◆ Your instructions ◆
Could you write out the records below exactly as they appear, leaving out any pictures?

[Dataset entries]

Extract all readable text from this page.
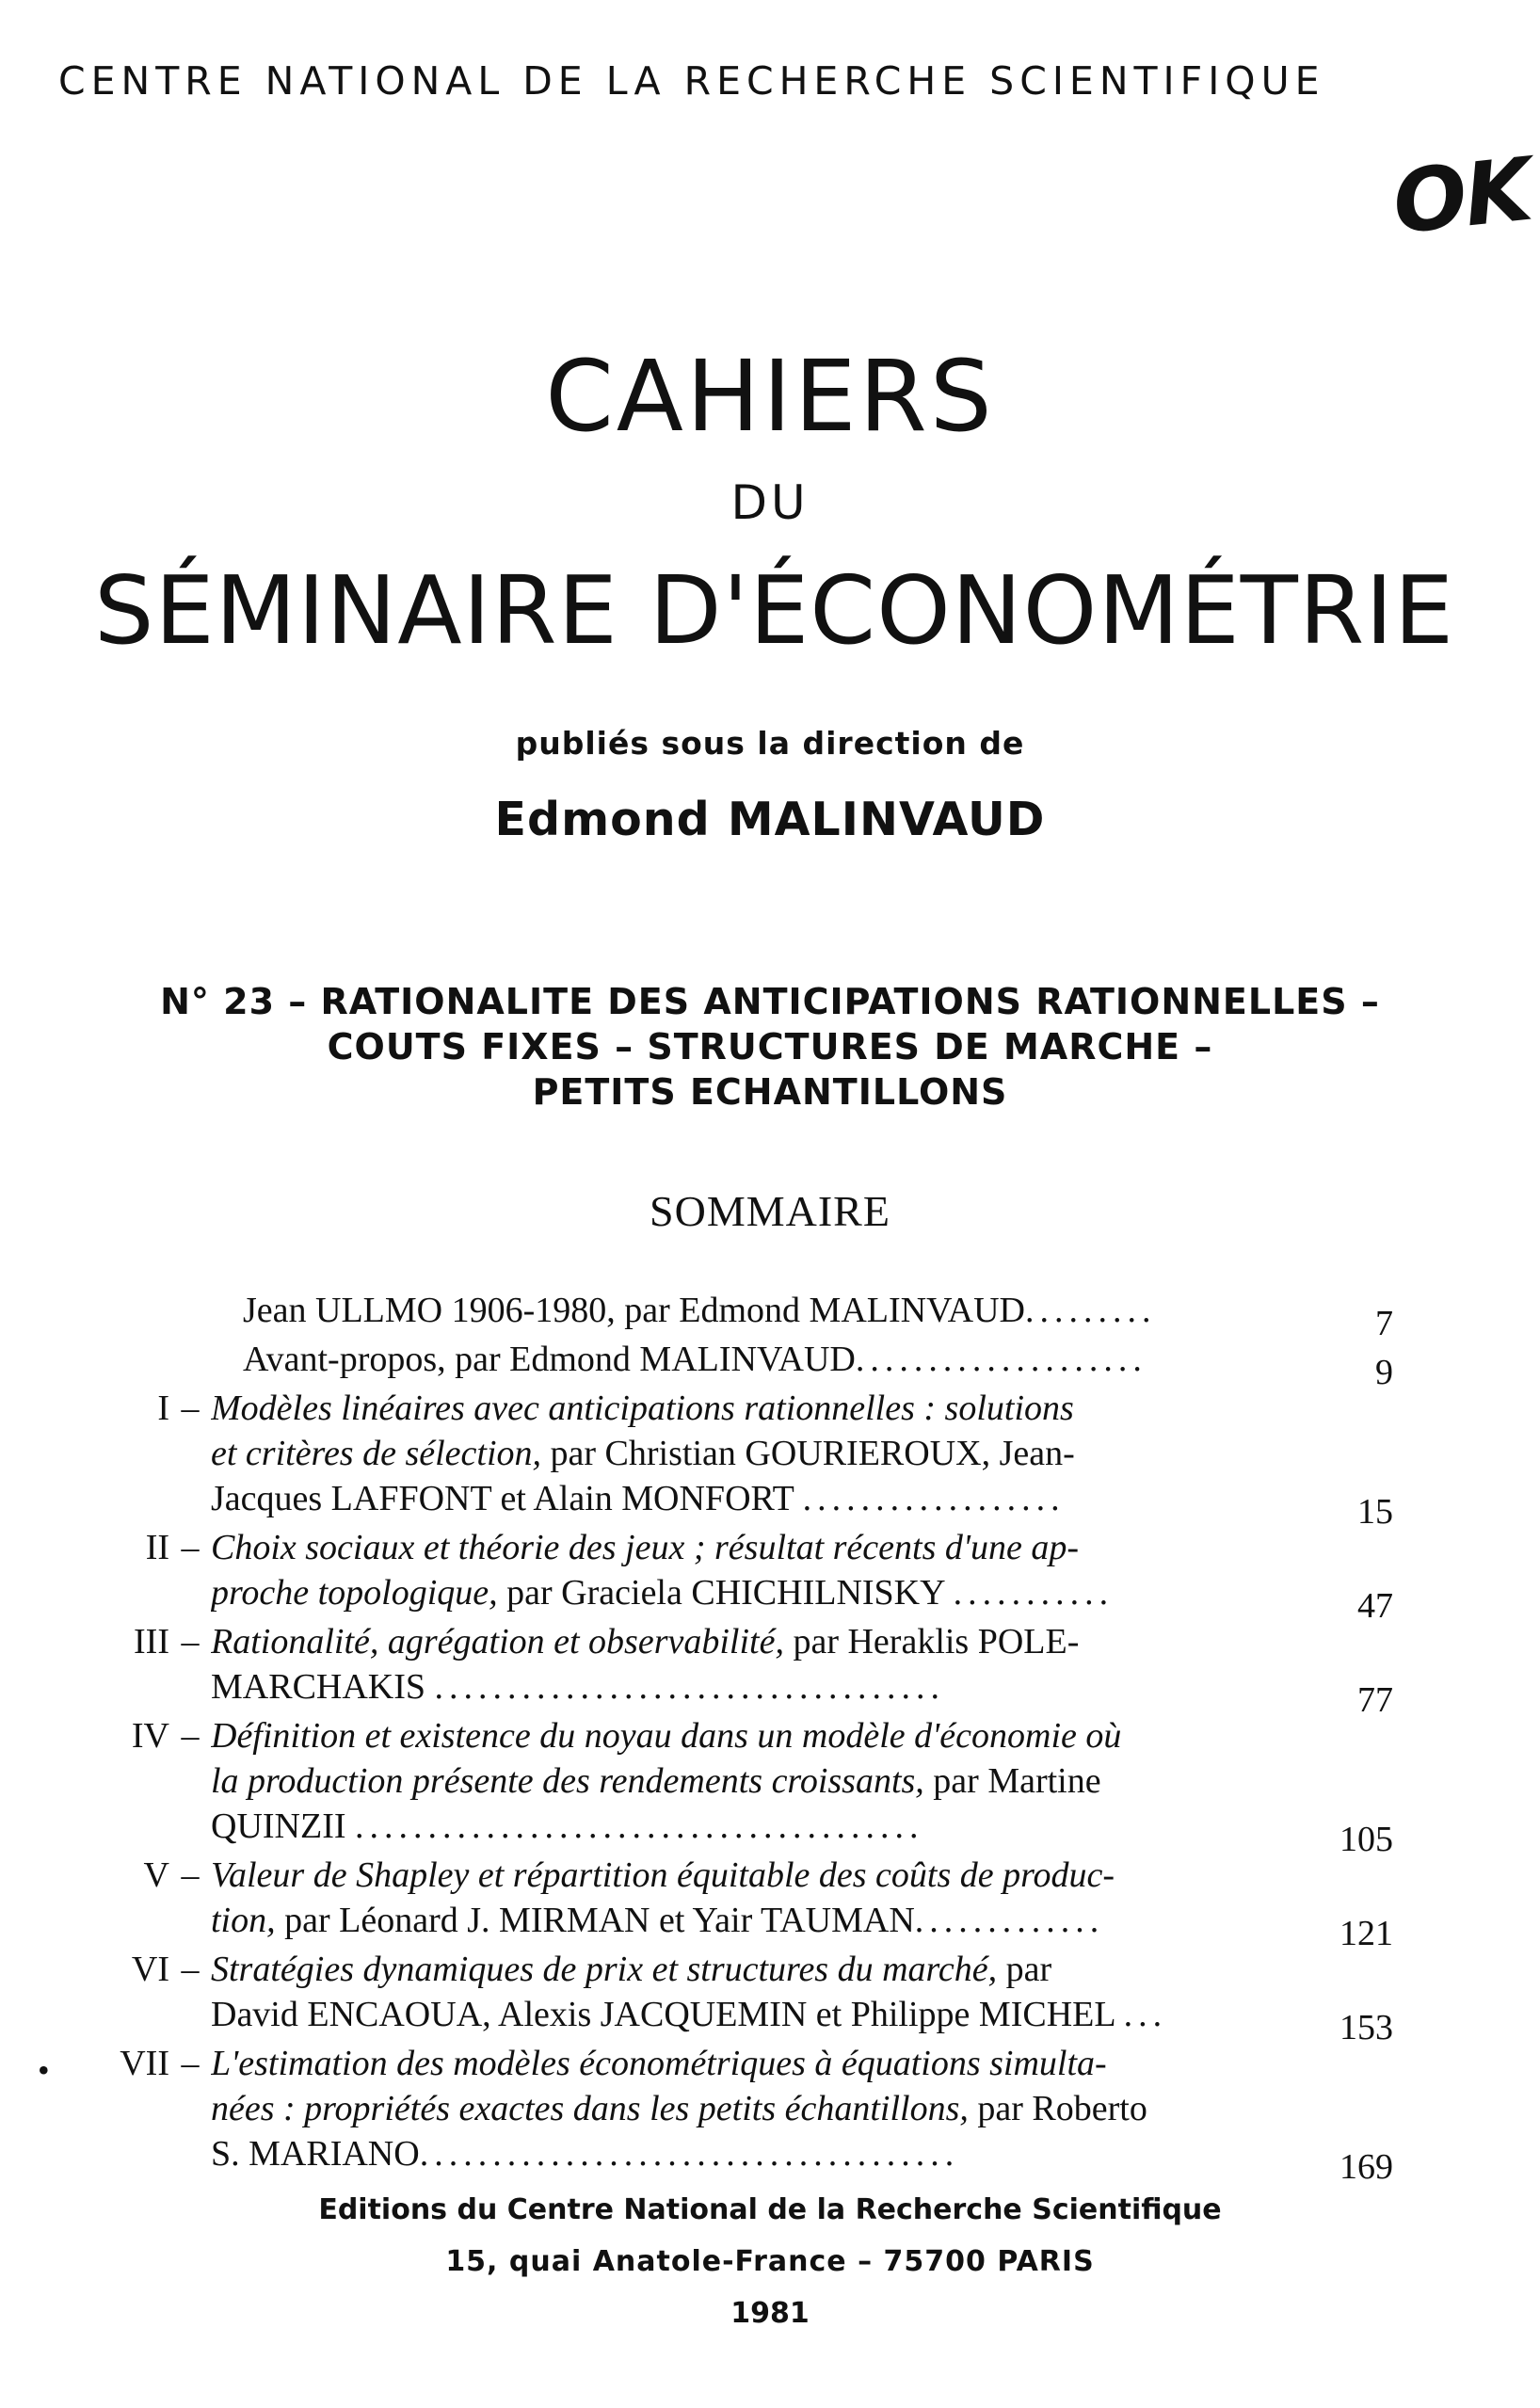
CENTRE NATIONAL DE LA RECHERCHE SCIENTIFIQUE
OK
CAHIERS
DU
SÉMINAIRE D'ÉCONOMÉTRIE
publiés sous la direction de
Edmond MALINVAUD
N° 23 – RATIONALITE DES ANTICIPATIONS RATIONNELLES –
COUTS FIXES – STRUCTURES DE MARCHE –
PETITS ECHANTILLONS
SOMMAIRE
Jean ULLMO 1906-1980, par Edmond MALINVAUD.........	7
Avant-propos, par Edmond MALINVAUD....................	9
I – Modèles linéaires avec anticipations rationnelles : solutions
et critères de sélection, par Christian GOURIEROUX, Jean-
Jacques LAFFONT et Alain MONFORT ..................	15
II – Choix sociaux et théorie des jeux ; résultat récents d'une ap-
proche topologique, par Graciela CHICHILNISKY ...........	47
III – Rationalité, agrégation et observabilité, par Heraklis POLE-
MARCHAKIS ...................................	77
IV – Définition et existence du noyau dans un modèle d'économie où
la production présente des rendements croissants, par Martine
QUINZII .......................................	105
V – Valeur de Shapley et répartition équitable des coûts de produc-
tion, par Léonard J. MIRMAN et Yair TAUMAN.............	121
VI – Stratégies dynamiques de prix et structures du marché, par
David ENCAOUA, Alexis JACQUEMIN et Philippe MICHEL ...	153
•	VII – L'estimation des modèles économétriques à équations simulta-
nées : propriétés exactes dans les petits échantillons, par Roberto
S. MARIANO.....................................	169
Editions du Centre National de la Recherche Scientifique
15, quai Anatole-France – 75700 PARIS
1981
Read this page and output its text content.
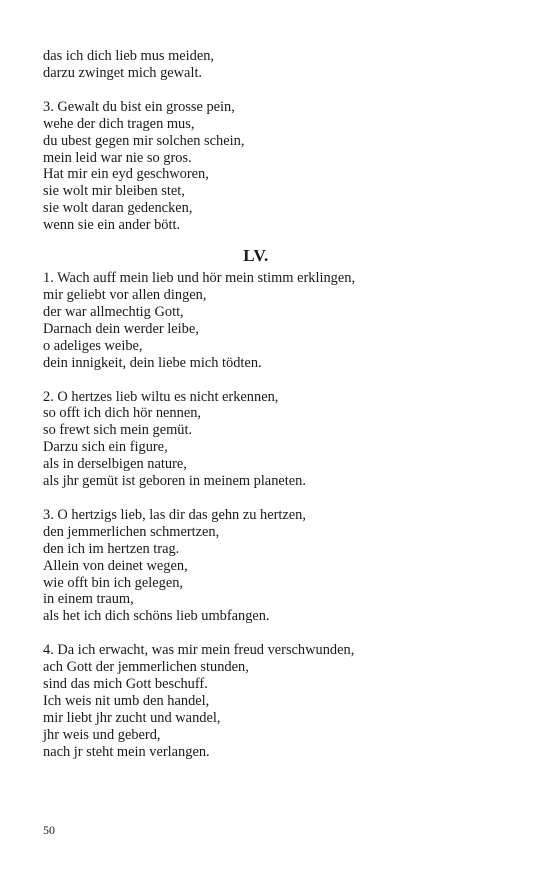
das ich dich lieb mus meiden,
darzu zwinget mich gewalt.
3. Gewalt du bist ein grosse pein,
wehe der dich tragen mus,
du ubest gegen mir solchen schein,
mein leid war nie so gros.
Hat mir ein eyd geschworen,
sie wolt mir bleiben stet,
sie wolt daran gedencken,
wenn sie ein ander bött.
LV.
1. Wach auff mein lieb und hör mein stimm erklingen,
mir geliebt vor allen dingen,
der war allmechtig Gott,
Darnach dein werder leibe,
o adeliges weibe,
dein innigkeit, dein liebe mich tödten.
2. O hertzes lieb wiltu es nicht erkennen,
so offt ich dich hör nennen,
so frewt sich mein gemüt.
Darzu sich ein figure,
als in derselbigen nature,
als jhr gemüt ist geboren in meinem planeten.
3. O hertzigs lieb, las dir das gehn zu hertzen,
den jemmerlichen schmertzen,
den ich im hertzen trag.
Allein von deinet wegen,
wie offt bin ich gelegen,
in einem traum,
als het ich dich schöns lieb umbfangen.
4. Da ich erwacht, was mir mein freud verschwunden,
ach Gott der jemmerlichen stunden,
sind das mich Gott beschuff.
Ich weis nit umb den handel,
mir liebt jhr zucht und wandel,
jhr weis und geberd,
nach jr steht mein verlangen.
50
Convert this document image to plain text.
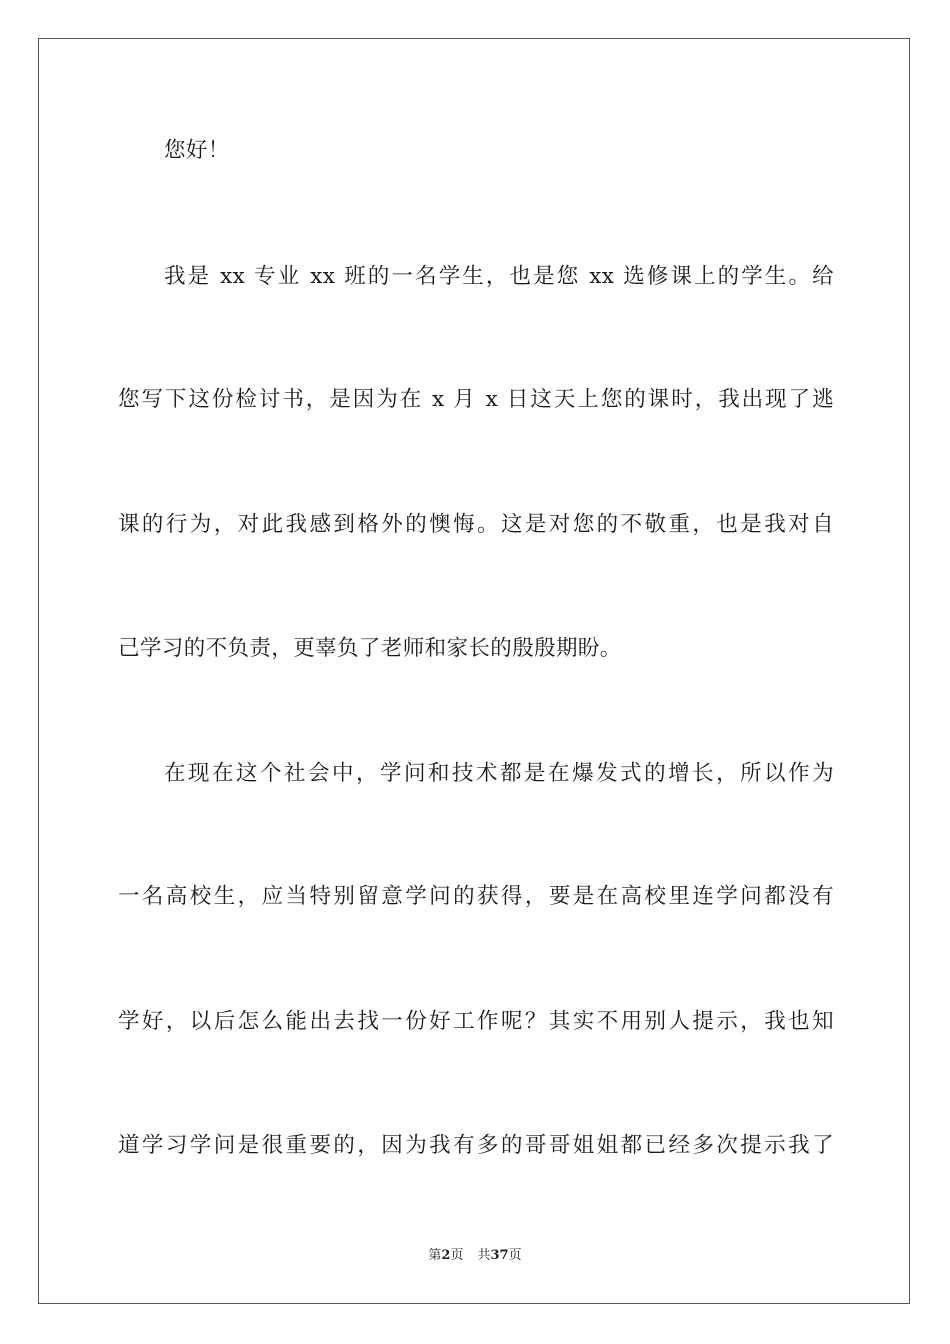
您好！
我是 xx 专业 xx 班的一名学生，也是您 xx 选修课上的学生。给
您写下这份检讨书，是因为在 x 月 x 日这天上您的课时，我出现了逃
课的行为，对此我感到格外的懊悔。这是对您的不敬重，也是我对自
己学习的不负责，更辜负了老师和家长的殷殷期盼。
在现在这个社会中，学问和技术都是在爆发式的增长，所以作为
一名高校生，应当特别留意学问的获得，要是在高校里连学问都没有
学好，以后怎么能出去找一份好工作呢？其实不用别人提示，我也知
道学习学问是很重要的，因为我有多的哥哥姐姐都已经多次提示我了
第2页 共37页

◆ Response ◆
Extract all readable text from this page.
CENTRE NATIONAL DE LA RECHERCHE SCIENTIFIQUE
OK
CAHIERS
DU
SÉMINAIRE D'ÉCONOMÉTRIE
publiés sous la direction de
Edmond MALINVAUD
N° 23 – RATIONALITE DES ANTICIPATIONS RATIONNELLES –
COUTS FIXES – STRUCTURES DE MARCHE –
PETITS ECHANTILLONS
SOMMAIRE
Jean ULLMO 1906-1980, par Edmond MALINVAUD.........	7
Avant-propos, par Edmond MALINVAUD....................	9
I – Modèles linéaires avec anticipations rationnelles : solutions
et critères de sélection, par Christian GOURIEROUX, Jean-
Jacques LAFFONT et Alain MONFORT ..................	15
II – Choix sociaux et théorie des jeux ; résultat récents d'une ap-
proche topologique, par Graciela CHICHILNISKY ...........	47
III – Rationalité, agrégation et observabilité, par Heraklis POLE-
MARCHAKIS ...................................	77
IV – Définition et existence du noyau dans un modèle d'économie où
la production présente des rendements croissants, par Martine
QUINZII .......................................	105
V – Valeur de Shapley et répartition équitable des coûts de produc-
tion, par Léonard J. MIRMAN et Yair TAUMAN.............	121
VI – Stratégies dynamiques de prix et structures du marché, par
David ENCAOUA, Alexis JACQUEMIN et Philippe MICHEL ...	153
•	VII – L'estimation des modèles économétriques à équations simulta-
nées : propriétés exactes dans les petits échantillons, par Roberto
S. MARIANO.....................................	169
Editions du Centre National de la Recherche Scientifique
15, quai Anatole-France – 75700 PARIS
1981
Read this page and output its text content.
das ich dich lieb mus meiden,
darzu zwinget mich gewalt.
3. Gewalt du bist ein grosse pein,
wehe der dich tragen mus,
du ubest gegen mir solchen schein,
mein leid war nie so gros.
Hat mir ein eyd geschworen,
sie wolt mir bleiben stet,
sie wolt daran gedencken,
wenn sie ein ander bött.
LV.
1. Wach auff mein lieb und hör mein stimm erklingen,
mir geliebt vor allen dingen,
der war allmechtig Gott,
Darnach dein werder leibe,
o adeliges weibe,
dein innigkeit, dein liebe mich tödten.
2. O hertzes lieb wiltu es nicht erkennen,
so offt ich dich hör nennen,
so frewt sich mein gemüt.
Darzu sich ein figure,
als in derselbigen nature,
als jhr gemüt ist geboren in meinem planeten.
3. O hertzigs lieb, las dir das gehn zu hertzen,
den jemmerlichen schmertzen,
den ich im hertzen trag.
Allein von deinet wegen,
wie offt bin ich gelegen,
in einem traum,
als het ich dich schöns lieb umbfangen.
4. Da ich erwacht, was mir mein freud verschwunden,
ach Gott der jemmerlichen stunden,
sind das mich Gott beschuff.
Ich weis nit umb den handel,
mir liebt jhr zucht und wandel,
jhr weis und geberd,
nach jr steht mein verlangen.
50
Convert this document image to plain text.
您好！
我是 xx 专业 xx 班的一名学生，也是您 xx 选修课上的学生。给
您写下这份检讨书，是因为在 x 月 x 日这天上您的课时，我出现了逃
课的行为，对此我感到格外的懊悔。这是对您的不敬重，也是我对自
己学习的不负责，更辜负了老师和家长的殷殷期盼。
在现在这个社会中，学问和技术都是在爆发式的增长，所以作为
一名高校生，应当特别留意学问的获得，要是在高校里连学问都没有
学好，以后怎么能出去找一份好工作呢？其实不用别人提示，我也知
道学习学问是很重要的，因为我有多的哥哥姐姐都已经多次提示我了
第2页 共37页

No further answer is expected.